--- SET TASK ---
Work out how many lines contain "sublabel". Reply with the count alone.

--- ROWS ---
_ _ _ _

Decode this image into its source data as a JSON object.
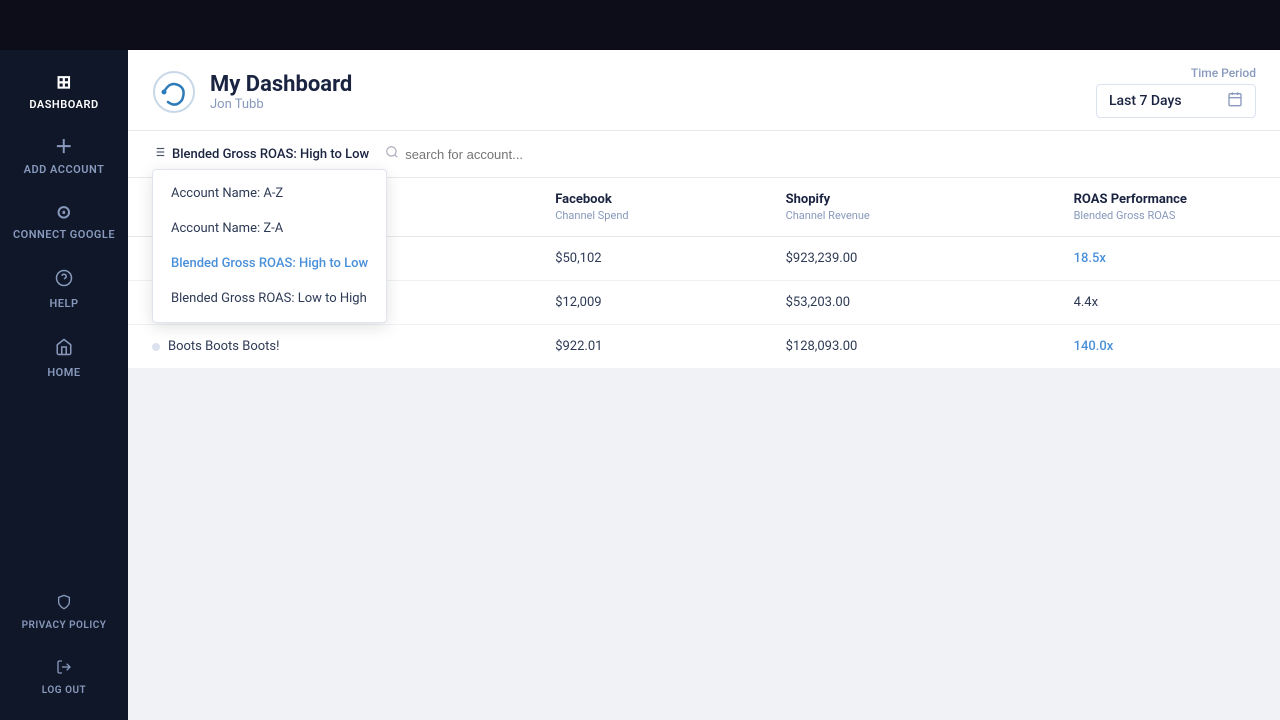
{
  "topBar": {},
  "sidebar": {
    "items": [
      {
        "id": "dashboard",
        "label": "DASHBOARD",
        "icon": "⊞",
        "active": true
      },
      {
        "id": "add-account",
        "label": "ADD ACCOUNT",
        "icon": "＋",
        "active": false
      },
      {
        "id": "connect-google",
        "label": "CONNECT GOOGLE",
        "icon": "⊙",
        "active": false
      },
      {
        "id": "help",
        "label": "HELP",
        "icon": "?",
        "active": false
      },
      {
        "id": "home",
        "label": "HOME",
        "icon": "⌂",
        "active": false
      }
    ],
    "bottomItems": [
      {
        "id": "privacy-policy",
        "label": "PRIVACY POLICY",
        "icon": "🔒"
      },
      {
        "id": "log-out",
        "label": "LOG OUT",
        "icon": "⏻"
      }
    ]
  },
  "header": {
    "title": "My Dashboard",
    "subtitle": "Jon Tubb",
    "timePeriodLabel": "Time Period",
    "timePeriodValue": "Last 7 Days"
  },
  "toolbar": {
    "sortLabel": "Blended Gross ROAS: High to Low",
    "searchPlaceholder": "search for account..."
  },
  "sortDropdown": {
    "visible": true,
    "options": [
      {
        "id": "account-az",
        "label": "Account Name: A-Z",
        "selected": false
      },
      {
        "id": "account-za",
        "label": "Account Name: Z-A",
        "selected": false
      },
      {
        "id": "roas-high-low",
        "label": "Blended Gross ROAS: High to Low",
        "selected": true
      },
      {
        "id": "roas-low-high",
        "label": "Blended Gross ROAS: Low to High",
        "selected": false
      }
    ]
  },
  "table": {
    "columns": [
      {
        "id": "account",
        "label": "",
        "sublabel": ""
      },
      {
        "id": "facebook",
        "label": "Facebook",
        "sublabel": "Channel Spend"
      },
      {
        "id": "shopify",
        "label": "Shopify",
        "sublabel": "Channel Revenue"
      },
      {
        "id": "roas",
        "label": "ROAS Performance",
        "sublabel": "Blended Gross ROAS"
      }
    ],
    "rows": [
      {
        "name": "",
        "facebook": "$50,102",
        "shopify": "$923,239.00",
        "roas": "18.5x",
        "roasHighlight": true
      },
      {
        "name": "",
        "facebook": "$12,009",
        "shopify": "$53,203.00",
        "roas": "4.4x",
        "roasHighlight": false
      },
      {
        "name": "Boots Boots Boots!",
        "facebook": "$922.01",
        "shopify": "$128,093.00",
        "roas": "140.0x",
        "roasHighlight": true
      }
    ]
  }
}
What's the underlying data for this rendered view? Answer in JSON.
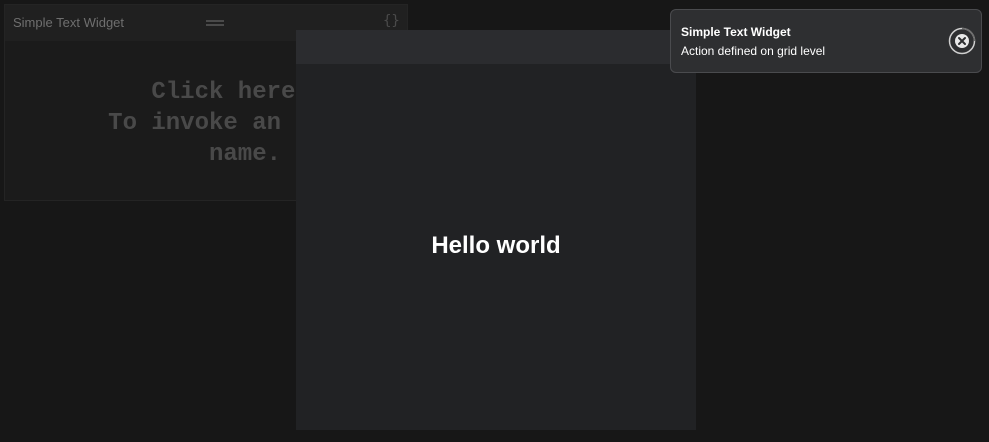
{
  "widget": {
    "title": "Simple Text Widget",
    "header_icon": "code-braces-icon",
    "drag_icon": "drag-handle-icon",
    "lines": [
      "Click here to",
      "To invoke an action",
      "name."
    ]
  },
  "modal": {
    "text": "Hello world"
  },
  "toast": {
    "title": "Simple Text Widget",
    "message": "Action defined on grid level",
    "close_icon": "close-circle-icon"
  }
}
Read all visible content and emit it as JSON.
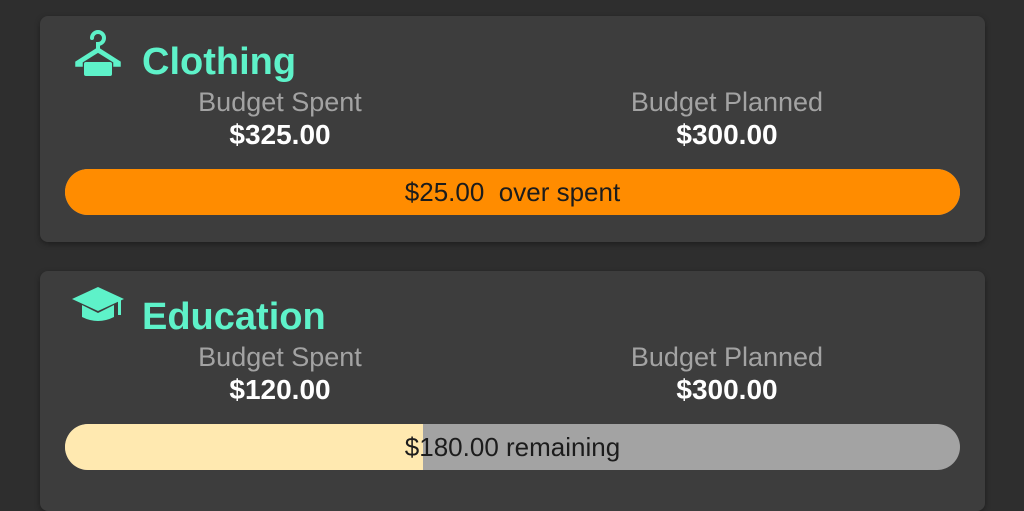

_ _ _ _

--- WRITTEN ANSWER ---
4